(What you have to do):
Here are records with pictures in them. Copy all of them exactly and leave the pictures out.

** begin Exercise inputs **

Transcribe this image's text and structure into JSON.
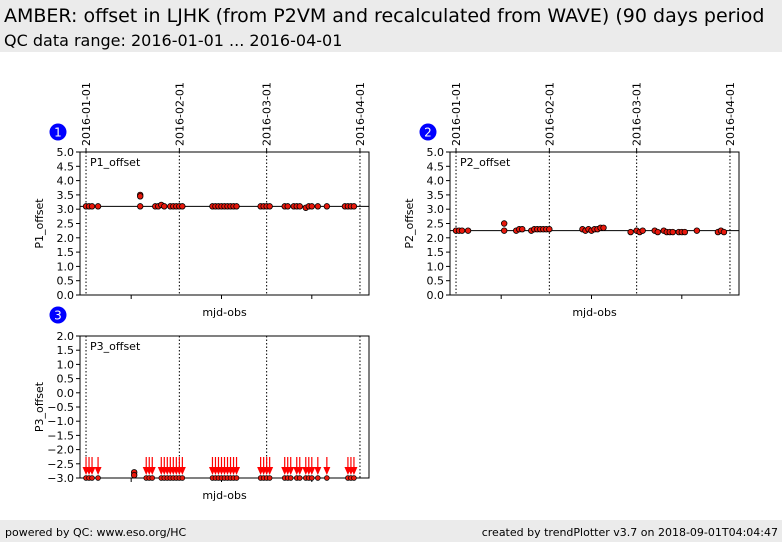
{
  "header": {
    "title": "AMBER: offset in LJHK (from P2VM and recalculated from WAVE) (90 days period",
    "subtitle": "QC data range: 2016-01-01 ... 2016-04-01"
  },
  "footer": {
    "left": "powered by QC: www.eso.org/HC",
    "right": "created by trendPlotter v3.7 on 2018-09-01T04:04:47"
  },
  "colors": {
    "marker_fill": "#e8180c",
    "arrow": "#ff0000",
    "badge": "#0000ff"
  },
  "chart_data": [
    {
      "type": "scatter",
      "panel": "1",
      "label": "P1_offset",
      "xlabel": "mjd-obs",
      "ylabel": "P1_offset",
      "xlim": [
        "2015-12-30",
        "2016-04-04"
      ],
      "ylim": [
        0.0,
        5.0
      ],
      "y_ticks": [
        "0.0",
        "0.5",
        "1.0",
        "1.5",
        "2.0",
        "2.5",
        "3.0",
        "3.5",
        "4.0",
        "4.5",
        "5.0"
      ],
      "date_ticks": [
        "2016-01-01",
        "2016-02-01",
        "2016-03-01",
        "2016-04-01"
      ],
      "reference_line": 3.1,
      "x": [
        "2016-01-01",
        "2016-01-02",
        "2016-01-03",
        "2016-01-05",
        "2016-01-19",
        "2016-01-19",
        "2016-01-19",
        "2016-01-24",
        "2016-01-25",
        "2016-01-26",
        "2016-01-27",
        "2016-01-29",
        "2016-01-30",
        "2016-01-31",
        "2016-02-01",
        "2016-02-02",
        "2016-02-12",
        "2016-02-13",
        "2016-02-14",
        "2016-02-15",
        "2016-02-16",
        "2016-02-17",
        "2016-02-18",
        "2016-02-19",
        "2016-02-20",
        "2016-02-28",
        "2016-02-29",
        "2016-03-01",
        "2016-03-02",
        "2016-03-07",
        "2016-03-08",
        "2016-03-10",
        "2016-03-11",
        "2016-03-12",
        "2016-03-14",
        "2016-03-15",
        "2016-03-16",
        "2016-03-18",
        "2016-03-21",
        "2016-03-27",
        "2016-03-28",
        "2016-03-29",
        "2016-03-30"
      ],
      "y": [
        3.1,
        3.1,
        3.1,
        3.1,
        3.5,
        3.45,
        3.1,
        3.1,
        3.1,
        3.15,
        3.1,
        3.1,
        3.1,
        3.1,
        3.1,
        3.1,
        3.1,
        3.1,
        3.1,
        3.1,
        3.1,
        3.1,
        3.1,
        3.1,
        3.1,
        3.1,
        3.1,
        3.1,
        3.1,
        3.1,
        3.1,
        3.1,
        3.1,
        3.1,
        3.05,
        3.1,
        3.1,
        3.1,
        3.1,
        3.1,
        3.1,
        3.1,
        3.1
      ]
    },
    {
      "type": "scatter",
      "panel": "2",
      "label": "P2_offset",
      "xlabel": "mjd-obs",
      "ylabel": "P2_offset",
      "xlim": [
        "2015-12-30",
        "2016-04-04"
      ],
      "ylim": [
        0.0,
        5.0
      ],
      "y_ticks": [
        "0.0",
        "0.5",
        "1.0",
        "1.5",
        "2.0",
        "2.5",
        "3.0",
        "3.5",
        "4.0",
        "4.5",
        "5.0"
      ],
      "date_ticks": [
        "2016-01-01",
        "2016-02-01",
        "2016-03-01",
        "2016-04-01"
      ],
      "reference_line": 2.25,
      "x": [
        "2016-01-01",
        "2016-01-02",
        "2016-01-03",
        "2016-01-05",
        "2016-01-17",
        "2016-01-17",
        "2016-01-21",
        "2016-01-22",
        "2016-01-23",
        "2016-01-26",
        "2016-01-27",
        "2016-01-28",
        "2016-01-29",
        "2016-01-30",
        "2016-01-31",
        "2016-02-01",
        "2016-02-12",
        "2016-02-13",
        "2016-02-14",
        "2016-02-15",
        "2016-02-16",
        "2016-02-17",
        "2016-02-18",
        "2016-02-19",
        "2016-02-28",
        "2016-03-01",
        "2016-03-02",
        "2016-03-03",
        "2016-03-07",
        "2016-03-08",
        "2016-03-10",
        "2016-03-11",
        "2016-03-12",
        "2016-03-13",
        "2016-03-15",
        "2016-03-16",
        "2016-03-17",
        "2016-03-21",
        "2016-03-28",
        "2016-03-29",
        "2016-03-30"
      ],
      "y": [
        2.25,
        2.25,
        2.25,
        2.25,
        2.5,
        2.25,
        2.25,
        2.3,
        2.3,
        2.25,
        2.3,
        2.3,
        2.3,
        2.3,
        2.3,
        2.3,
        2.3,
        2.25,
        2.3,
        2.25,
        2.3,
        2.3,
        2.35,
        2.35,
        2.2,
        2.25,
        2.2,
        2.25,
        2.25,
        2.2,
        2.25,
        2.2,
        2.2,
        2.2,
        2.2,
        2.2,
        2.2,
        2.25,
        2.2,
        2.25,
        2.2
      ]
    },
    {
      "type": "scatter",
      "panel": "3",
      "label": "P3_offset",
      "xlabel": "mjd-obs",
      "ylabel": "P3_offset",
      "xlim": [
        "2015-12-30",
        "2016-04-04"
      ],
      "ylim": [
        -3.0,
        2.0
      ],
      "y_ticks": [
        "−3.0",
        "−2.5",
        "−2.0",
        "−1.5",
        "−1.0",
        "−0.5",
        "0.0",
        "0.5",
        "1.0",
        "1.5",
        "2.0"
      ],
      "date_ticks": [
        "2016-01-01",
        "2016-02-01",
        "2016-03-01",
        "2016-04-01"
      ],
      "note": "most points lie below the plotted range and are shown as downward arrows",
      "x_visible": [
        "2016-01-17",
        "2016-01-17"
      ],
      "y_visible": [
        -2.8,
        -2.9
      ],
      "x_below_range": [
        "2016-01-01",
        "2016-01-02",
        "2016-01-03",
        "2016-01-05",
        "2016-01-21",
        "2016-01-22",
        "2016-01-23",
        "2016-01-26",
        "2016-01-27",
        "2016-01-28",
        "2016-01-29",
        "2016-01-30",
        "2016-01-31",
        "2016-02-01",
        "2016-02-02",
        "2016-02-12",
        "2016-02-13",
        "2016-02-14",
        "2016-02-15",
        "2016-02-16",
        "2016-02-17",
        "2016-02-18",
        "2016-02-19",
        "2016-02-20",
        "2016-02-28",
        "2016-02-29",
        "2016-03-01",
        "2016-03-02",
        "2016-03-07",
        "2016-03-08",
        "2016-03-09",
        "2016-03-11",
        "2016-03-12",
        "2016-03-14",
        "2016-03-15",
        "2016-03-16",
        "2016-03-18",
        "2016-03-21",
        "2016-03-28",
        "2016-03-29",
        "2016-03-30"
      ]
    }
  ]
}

** end Exercise inputs **

(Correct answer):
Transcribe this image's text and structure into JSON.
{
  "header": {
    "title": "AMBER: offset in LJHK (from P2VM and recalculated from WAVE) (90 days period",
    "subtitle": "QC data range: 2016-01-01 ... 2016-04-01"
  },
  "footer": {
    "left": "powered by QC: www.eso.org/HC",
    "right": "created by trendPlotter v3.7 on 2018-09-01T04:04:47"
  },
  "colors": {
    "marker_fill": "#e8180c",
    "arrow": "#ff0000",
    "badge": "#0000ff"
  },
  "chart_data": [
    {
      "type": "scatter",
      "panel": "1",
      "label": "P1_offset",
      "xlabel": "mjd-obs",
      "ylabel": "P1_offset",
      "xlim": [
        "2015-12-30",
        "2016-04-04"
      ],
      "ylim": [
        0.0,
        5.0
      ],
      "y_ticks": [
        "0.0",
        "0.5",
        "1.0",
        "1.5",
        "2.0",
        "2.5",
        "3.0",
        "3.5",
        "4.0",
        "4.5",
        "5.0"
      ],
      "date_ticks": [
        "2016-01-01",
        "2016-02-01",
        "2016-03-01",
        "2016-04-01"
      ],
      "reference_line": 3.1,
      "x": [
        "2016-01-01",
        "2016-01-02",
        "2016-01-03",
        "2016-01-05",
        "2016-01-19",
        "2016-01-19",
        "2016-01-19",
        "2016-01-24",
        "2016-01-25",
        "2016-01-26",
        "2016-01-27",
        "2016-01-29",
        "2016-01-30",
        "2016-01-31",
        "2016-02-01",
        "2016-02-02",
        "2016-02-12",
        "2016-02-13",
        "2016-02-14",
        "2016-02-15",
        "2016-02-16",
        "2016-02-17",
        "2016-02-18",
        "2016-02-19",
        "2016-02-20",
        "2016-02-28",
        "2016-02-29",
        "2016-03-01",
        "2016-03-02",
        "2016-03-07",
        "2016-03-08",
        "2016-03-10",
        "2016-03-11",
        "2016-03-12",
        "2016-03-14",
        "2016-03-15",
        "2016-03-16",
        "2016-03-18",
        "2016-03-21",
        "2016-03-27",
        "2016-03-28",
        "2016-03-29",
        "2016-03-30"
      ],
      "y": [
        3.1,
        3.1,
        3.1,
        3.1,
        3.5,
        3.45,
        3.1,
        3.1,
        3.1,
        3.15,
        3.1,
        3.1,
        3.1,
        3.1,
        3.1,
        3.1,
        3.1,
        3.1,
        3.1,
        3.1,
        3.1,
        3.1,
        3.1,
        3.1,
        3.1,
        3.1,
        3.1,
        3.1,
        3.1,
        3.1,
        3.1,
        3.1,
        3.1,
        3.1,
        3.05,
        3.1,
        3.1,
        3.1,
        3.1,
        3.1,
        3.1,
        3.1,
        3.1
      ]
    },
    {
      "type": "scatter",
      "panel": "2",
      "label": "P2_offset",
      "xlabel": "mjd-obs",
      "ylabel": "P2_offset",
      "xlim": [
        "2015-12-30",
        "2016-04-04"
      ],
      "ylim": [
        0.0,
        5.0
      ],
      "y_ticks": [
        "0.0",
        "0.5",
        "1.0",
        "1.5",
        "2.0",
        "2.5",
        "3.0",
        "3.5",
        "4.0",
        "4.5",
        "5.0"
      ],
      "date_ticks": [
        "2016-01-01",
        "2016-02-01",
        "2016-03-01",
        "2016-04-01"
      ],
      "reference_line": 2.25,
      "x": [
        "2016-01-01",
        "2016-01-02",
        "2016-01-03",
        "2016-01-05",
        "2016-01-17",
        "2016-01-17",
        "2016-01-21",
        "2016-01-22",
        "2016-01-23",
        "2016-01-26",
        "2016-01-27",
        "2016-01-28",
        "2016-01-29",
        "2016-01-30",
        "2016-01-31",
        "2016-02-01",
        "2016-02-12",
        "2016-02-13",
        "2016-02-14",
        "2016-02-15",
        "2016-02-16",
        "2016-02-17",
        "2016-02-18",
        "2016-02-19",
        "2016-02-28",
        "2016-03-01",
        "2016-03-02",
        "2016-03-03",
        "2016-03-07",
        "2016-03-08",
        "2016-03-10",
        "2016-03-11",
        "2016-03-12",
        "2016-03-13",
        "2016-03-15",
        "2016-03-16",
        "2016-03-17",
        "2016-03-21",
        "2016-03-28",
        "2016-03-29",
        "2016-03-30"
      ],
      "y": [
        2.25,
        2.25,
        2.25,
        2.25,
        2.5,
        2.25,
        2.25,
        2.3,
        2.3,
        2.25,
        2.3,
        2.3,
        2.3,
        2.3,
        2.3,
        2.3,
        2.3,
        2.25,
        2.3,
        2.25,
        2.3,
        2.3,
        2.35,
        2.35,
        2.2,
        2.25,
        2.2,
        2.25,
        2.25,
        2.2,
        2.25,
        2.2,
        2.2,
        2.2,
        2.2,
        2.2,
        2.2,
        2.25,
        2.2,
        2.25,
        2.2
      ]
    },
    {
      "type": "scatter",
      "panel": "3",
      "label": "P3_offset",
      "xlabel": "mjd-obs",
      "ylabel": "P3_offset",
      "xlim": [
        "2015-12-30",
        "2016-04-04"
      ],
      "ylim": [
        -3.0,
        2.0
      ],
      "y_ticks": [
        "−3.0",
        "−2.5",
        "−2.0",
        "−1.5",
        "−1.0",
        "−0.5",
        "0.0",
        "0.5",
        "1.0",
        "1.5",
        "2.0"
      ],
      "date_ticks": [
        "2016-01-01",
        "2016-02-01",
        "2016-03-01",
        "2016-04-01"
      ],
      "note": "most points lie below the plotted range and are shown as downward arrows",
      "x_visible": [
        "2016-01-17",
        "2016-01-17"
      ],
      "y_visible": [
        -2.8,
        -2.9
      ],
      "x_below_range": [
        "2016-01-01",
        "2016-01-02",
        "2016-01-03",
        "2016-01-05",
        "2016-01-21",
        "2016-01-22",
        "2016-01-23",
        "2016-01-26",
        "2016-01-27",
        "2016-01-28",
        "2016-01-29",
        "2016-01-30",
        "2016-01-31",
        "2016-02-01",
        "2016-02-02",
        "2016-02-12",
        "2016-02-13",
        "2016-02-14",
        "2016-02-15",
        "2016-02-16",
        "2016-02-17",
        "2016-02-18",
        "2016-02-19",
        "2016-02-20",
        "2016-02-28",
        "2016-02-29",
        "2016-03-01",
        "2016-03-02",
        "2016-03-07",
        "2016-03-08",
        "2016-03-09",
        "2016-03-11",
        "2016-03-12",
        "2016-03-14",
        "2016-03-15",
        "2016-03-16",
        "2016-03-18",
        "2016-03-21",
        "2016-03-28",
        "2016-03-29",
        "2016-03-30"
      ]
    }
  ]
}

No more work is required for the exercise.